▶ _Exercise materials_:
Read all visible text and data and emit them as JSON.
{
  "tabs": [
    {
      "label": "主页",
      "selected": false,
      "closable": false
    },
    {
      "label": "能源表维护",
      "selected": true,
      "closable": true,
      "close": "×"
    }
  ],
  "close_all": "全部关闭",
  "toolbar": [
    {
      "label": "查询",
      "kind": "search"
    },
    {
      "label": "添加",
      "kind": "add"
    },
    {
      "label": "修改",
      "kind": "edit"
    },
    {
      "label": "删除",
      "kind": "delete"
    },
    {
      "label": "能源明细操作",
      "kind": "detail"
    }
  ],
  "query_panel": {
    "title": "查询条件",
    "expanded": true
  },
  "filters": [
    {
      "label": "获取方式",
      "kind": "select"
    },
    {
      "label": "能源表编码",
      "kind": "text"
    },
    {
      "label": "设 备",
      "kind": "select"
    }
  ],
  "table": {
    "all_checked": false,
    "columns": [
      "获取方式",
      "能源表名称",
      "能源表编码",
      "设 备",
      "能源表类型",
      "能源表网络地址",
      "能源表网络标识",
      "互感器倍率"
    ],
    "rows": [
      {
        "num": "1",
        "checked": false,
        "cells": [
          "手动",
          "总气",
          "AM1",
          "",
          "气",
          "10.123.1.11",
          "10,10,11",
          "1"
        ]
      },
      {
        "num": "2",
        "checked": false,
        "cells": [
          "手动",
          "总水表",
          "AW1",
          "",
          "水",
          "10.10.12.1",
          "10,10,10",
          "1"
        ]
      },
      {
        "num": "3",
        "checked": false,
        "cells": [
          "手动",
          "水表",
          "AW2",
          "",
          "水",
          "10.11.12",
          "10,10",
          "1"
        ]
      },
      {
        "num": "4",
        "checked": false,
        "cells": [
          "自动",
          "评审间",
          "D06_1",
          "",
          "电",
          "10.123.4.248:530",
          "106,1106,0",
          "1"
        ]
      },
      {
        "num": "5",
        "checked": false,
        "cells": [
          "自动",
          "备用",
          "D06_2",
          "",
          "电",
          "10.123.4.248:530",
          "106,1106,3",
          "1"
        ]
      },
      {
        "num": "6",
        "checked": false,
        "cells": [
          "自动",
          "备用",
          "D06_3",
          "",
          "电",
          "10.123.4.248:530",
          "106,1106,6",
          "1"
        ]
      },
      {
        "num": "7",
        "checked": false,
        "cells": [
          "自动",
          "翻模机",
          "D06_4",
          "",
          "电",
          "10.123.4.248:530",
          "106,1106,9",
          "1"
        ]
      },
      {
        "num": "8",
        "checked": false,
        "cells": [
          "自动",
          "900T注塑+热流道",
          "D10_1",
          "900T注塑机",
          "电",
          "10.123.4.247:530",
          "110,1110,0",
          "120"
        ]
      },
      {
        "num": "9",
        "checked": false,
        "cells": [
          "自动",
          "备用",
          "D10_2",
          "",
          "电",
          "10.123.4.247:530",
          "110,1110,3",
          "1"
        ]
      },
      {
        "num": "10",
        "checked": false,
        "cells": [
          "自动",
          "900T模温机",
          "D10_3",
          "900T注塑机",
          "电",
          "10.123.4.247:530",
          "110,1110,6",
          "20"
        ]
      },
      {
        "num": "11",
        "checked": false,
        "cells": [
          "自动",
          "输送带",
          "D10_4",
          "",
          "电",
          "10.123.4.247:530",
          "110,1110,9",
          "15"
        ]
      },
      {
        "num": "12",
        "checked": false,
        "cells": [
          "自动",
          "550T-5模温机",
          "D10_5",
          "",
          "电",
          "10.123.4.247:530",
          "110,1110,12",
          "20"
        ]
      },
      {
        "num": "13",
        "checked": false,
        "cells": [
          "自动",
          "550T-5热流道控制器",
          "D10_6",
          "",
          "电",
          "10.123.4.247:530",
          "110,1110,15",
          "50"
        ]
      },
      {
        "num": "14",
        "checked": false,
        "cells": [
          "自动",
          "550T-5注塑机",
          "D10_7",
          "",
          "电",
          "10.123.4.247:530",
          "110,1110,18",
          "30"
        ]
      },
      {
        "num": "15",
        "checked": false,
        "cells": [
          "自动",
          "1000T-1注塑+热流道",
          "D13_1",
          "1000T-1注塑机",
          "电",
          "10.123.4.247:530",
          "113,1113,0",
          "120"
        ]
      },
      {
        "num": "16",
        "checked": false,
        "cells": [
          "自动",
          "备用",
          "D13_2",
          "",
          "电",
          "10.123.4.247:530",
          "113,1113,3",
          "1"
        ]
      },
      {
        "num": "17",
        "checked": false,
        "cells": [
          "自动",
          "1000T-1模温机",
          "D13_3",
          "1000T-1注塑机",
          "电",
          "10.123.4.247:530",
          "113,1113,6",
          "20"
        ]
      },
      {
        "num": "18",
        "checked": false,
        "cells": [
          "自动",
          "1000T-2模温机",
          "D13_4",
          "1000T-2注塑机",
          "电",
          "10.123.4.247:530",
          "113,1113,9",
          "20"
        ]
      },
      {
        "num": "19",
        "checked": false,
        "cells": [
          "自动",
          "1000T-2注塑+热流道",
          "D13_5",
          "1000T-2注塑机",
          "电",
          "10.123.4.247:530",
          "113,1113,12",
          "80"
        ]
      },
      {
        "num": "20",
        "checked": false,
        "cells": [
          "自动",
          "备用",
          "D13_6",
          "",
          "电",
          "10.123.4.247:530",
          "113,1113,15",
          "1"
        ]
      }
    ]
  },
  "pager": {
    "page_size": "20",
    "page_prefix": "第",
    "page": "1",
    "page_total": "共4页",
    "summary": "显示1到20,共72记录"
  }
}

▶ _What you need to do_: Print every entry exactly as it appears.

▶ _Reply to the task_:
Read all visible text and data and emit them as JSON.
{
  "tabs": [
    {
      "label": "主页",
      "selected": false,
      "closable": false
    },
    {
      "label": "能源表维护",
      "selected": true,
      "closable": true,
      "close": "×"
    }
  ],
  "close_all": "全部关闭",
  "toolbar": [
    {
      "label": "查询",
      "kind": "search"
    },
    {
      "label": "添加",
      "kind": "add"
    },
    {
      "label": "修改",
      "kind": "edit"
    },
    {
      "label": "删除",
      "kind": "delete"
    },
    {
      "label": "能源明细操作",
      "kind": "detail"
    }
  ],
  "query_panel": {
    "title": "查询条件",
    "expanded": true
  },
  "filters": [
    {
      "label": "获取方式",
      "kind": "select"
    },
    {
      "label": "能源表编码",
      "kind": "text"
    },
    {
      "label": "设 备",
      "kind": "select"
    }
  ],
  "table": {
    "all_checked": false,
    "columns": [
      "获取方式",
      "能源表名称",
      "能源表编码",
      "设 备",
      "能源表类型",
      "能源表网络地址",
      "能源表网络标识",
      "互感器倍率"
    ],
    "rows": [
      {
        "num": "1",
        "checked": false,
        "cells": [
          "手动",
          "总气",
          "AM1",
          "",
          "气",
          "10.123.1.11",
          "10,10,11",
          "1"
        ]
      },
      {
        "num": "2",
        "checked": false,
        "cells": [
          "手动",
          "总水表",
          "AW1",
          "",
          "水",
          "10.10.12.1",
          "10,10,10",
          "1"
        ]
      },
      {
        "num": "3",
        "checked": false,
        "cells": [
          "手动",
          "水表",
          "AW2",
          "",
          "水",
          "10.11.12",
          "10,10",
          "1"
        ]
      },
      {
        "num": "4",
        "checked": false,
        "cells": [
          "自动",
          "评审间",
          "D06_1",
          "",
          "电",
          "10.123.4.248:530",
          "106,1106,0",
          "1"
        ]
      },
      {
        "num": "5",
        "checked": false,
        "cells": [
          "自动",
          "备用",
          "D06_2",
          "",
          "电",
          "10.123.4.248:530",
          "106,1106,3",
          "1"
        ]
      },
      {
        "num": "6",
        "checked": false,
        "cells": [
          "自动",
          "备用",
          "D06_3",
          "",
          "电",
          "10.123.4.248:530",
          "106,1106,6",
          "1"
        ]
      },
      {
        "num": "7",
        "checked": false,
        "cells": [
          "自动",
          "翻模机",
          "D06_4",
          "",
          "电",
          "10.123.4.248:530",
          "106,1106,9",
          "1"
        ]
      },
      {
        "num": "8",
        "checked": false,
        "cells": [
          "自动",
          "900T注塑+热流道",
          "D10_1",
          "900T注塑机",
          "电",
          "10.123.4.247:530",
          "110,1110,0",
          "120"
        ]
      },
      {
        "num": "9",
        "checked": false,
        "cells": [
          "自动",
          "备用",
          "D10_2",
          "",
          "电",
          "10.123.4.247:530",
          "110,1110,3",
          "1"
        ]
      },
      {
        "num": "10",
        "checked": false,
        "cells": [
          "自动",
          "900T模温机",
          "D10_3",
          "900T注塑机",
          "电",
          "10.123.4.247:530",
          "110,1110,6",
          "20"
        ]
      },
      {
        "num": "11",
        "checked": false,
        "cells": [
          "自动",
          "输送带",
          "D10_4",
          "",
          "电",
          "10.123.4.247:530",
          "110,1110,9",
          "15"
        ]
      },
      {
        "num": "12",
        "checked": false,
        "cells": [
          "自动",
          "550T-5模温机",
          "D10_5",
          "",
          "电",
          "10.123.4.247:530",
          "110,1110,12",
          "20"
        ]
      },
      {
        "num": "13",
        "checked": false,
        "cells": [
          "自动",
          "550T-5热流道控制器",
          "D10_6",
          "",
          "电",
          "10.123.4.247:530",
          "110,1110,15",
          "50"
        ]
      },
      {
        "num": "14",
        "checked": false,
        "cells": [
          "自动",
          "550T-5注塑机",
          "D10_7",
          "",
          "电",
          "10.123.4.247:530",
          "110,1110,18",
          "30"
        ]
      },
      {
        "num": "15",
        "checked": false,
        "cells": [
          "自动",
          "1000T-1注塑+热流道",
          "D13_1",
          "1000T-1注塑机",
          "电",
          "10.123.4.247:530",
          "113,1113,0",
          "120"
        ]
      },
      {
        "num": "16",
        "checked": false,
        "cells": [
          "自动",
          "备用",
          "D13_2",
          "",
          "电",
          "10.123.4.247:530",
          "113,1113,3",
          "1"
        ]
      },
      {
        "num": "17",
        "checked": false,
        "cells": [
          "自动",
          "1000T-1模温机",
          "D13_3",
          "1000T-1注塑机",
          "电",
          "10.123.4.247:530",
          "113,1113,6",
          "20"
        ]
      },
      {
        "num": "18",
        "checked": false,
        "cells": [
          "自动",
          "1000T-2模温机",
          "D13_4",
          "1000T-2注塑机",
          "电",
          "10.123.4.247:530",
          "113,1113,9",
          "20"
        ]
      },
      {
        "num": "19",
        "checked": false,
        "cells": [
          "自动",
          "1000T-2注塑+热流道",
          "D13_5",
          "1000T-2注塑机",
          "电",
          "10.123.4.247:530",
          "113,1113,12",
          "80"
        ]
      },
      {
        "num": "20",
        "checked": false,
        "cells": [
          "自动",
          "备用",
          "D13_6",
          "",
          "电",
          "10.123.4.247:530",
          "113,1113,15",
          "1"
        ]
      }
    ]
  },
  "pager": {
    "page_size": "20",
    "page_prefix": "第",
    "page": "1",
    "page_total": "共4页",
    "summary": "显示1到20,共72记录"
  }
}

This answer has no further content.